Work to do: How many lines in these records hold the string "text"? Reply with the number alone.

** START OF Material for the task **

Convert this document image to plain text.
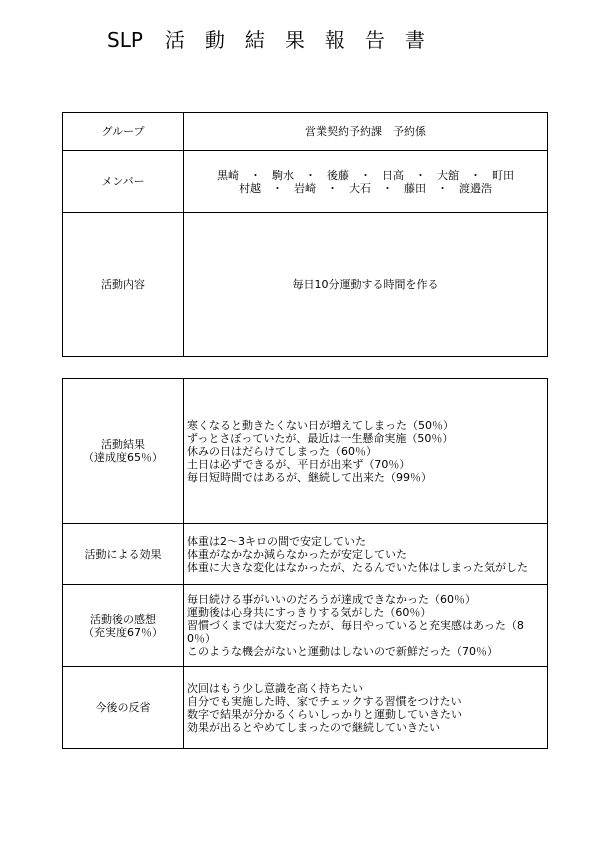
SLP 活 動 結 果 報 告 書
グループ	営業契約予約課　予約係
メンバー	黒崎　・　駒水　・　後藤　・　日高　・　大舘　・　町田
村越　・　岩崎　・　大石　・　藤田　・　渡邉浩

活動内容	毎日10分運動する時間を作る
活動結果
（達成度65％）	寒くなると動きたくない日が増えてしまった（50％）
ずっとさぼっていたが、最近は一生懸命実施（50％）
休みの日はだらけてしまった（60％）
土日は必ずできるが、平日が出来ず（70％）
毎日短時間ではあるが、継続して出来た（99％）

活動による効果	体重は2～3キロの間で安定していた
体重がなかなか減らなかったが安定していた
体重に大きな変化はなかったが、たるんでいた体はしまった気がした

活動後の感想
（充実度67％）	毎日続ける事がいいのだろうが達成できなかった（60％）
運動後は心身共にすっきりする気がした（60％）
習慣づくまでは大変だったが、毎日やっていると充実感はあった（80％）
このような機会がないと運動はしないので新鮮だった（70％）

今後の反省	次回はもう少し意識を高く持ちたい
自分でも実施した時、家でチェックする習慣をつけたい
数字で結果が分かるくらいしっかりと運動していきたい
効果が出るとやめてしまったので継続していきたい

** END OF Material for the task **
** START OF Material for the task **

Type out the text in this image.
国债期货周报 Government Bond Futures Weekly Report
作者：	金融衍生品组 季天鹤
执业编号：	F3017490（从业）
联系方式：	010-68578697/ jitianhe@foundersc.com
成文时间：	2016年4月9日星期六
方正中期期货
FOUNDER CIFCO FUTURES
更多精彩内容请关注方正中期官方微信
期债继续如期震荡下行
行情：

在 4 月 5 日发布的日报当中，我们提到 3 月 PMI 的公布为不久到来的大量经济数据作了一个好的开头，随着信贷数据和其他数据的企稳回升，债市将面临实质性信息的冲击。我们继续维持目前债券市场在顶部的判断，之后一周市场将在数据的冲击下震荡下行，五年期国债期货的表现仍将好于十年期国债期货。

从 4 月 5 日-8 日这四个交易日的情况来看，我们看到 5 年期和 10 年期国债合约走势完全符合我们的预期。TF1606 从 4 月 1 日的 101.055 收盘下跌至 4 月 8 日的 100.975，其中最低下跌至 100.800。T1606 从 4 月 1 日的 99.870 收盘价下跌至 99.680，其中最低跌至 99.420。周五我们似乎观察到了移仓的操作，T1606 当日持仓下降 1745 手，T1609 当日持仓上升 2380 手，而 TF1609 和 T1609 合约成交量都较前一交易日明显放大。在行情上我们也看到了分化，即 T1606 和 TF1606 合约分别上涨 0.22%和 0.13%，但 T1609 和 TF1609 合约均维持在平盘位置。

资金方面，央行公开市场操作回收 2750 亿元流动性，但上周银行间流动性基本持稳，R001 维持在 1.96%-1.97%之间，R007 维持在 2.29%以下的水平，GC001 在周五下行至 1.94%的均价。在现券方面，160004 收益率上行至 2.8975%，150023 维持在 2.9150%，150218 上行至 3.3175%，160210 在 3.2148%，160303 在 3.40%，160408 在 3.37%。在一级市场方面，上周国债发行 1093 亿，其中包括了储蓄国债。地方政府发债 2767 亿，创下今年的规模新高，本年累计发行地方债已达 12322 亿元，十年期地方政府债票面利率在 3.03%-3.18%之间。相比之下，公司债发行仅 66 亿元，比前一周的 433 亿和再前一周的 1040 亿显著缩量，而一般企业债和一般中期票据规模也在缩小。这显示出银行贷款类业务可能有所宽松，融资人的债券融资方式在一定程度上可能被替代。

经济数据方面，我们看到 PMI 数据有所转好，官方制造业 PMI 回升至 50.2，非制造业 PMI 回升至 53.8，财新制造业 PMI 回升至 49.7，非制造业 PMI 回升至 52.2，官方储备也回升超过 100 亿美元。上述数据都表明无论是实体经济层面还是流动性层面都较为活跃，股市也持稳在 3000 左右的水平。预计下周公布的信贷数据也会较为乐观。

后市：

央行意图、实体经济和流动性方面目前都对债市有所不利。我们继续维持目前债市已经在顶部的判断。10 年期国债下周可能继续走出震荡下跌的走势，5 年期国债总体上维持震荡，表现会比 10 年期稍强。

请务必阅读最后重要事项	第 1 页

** END OF Material for the task **

Exercise result: 2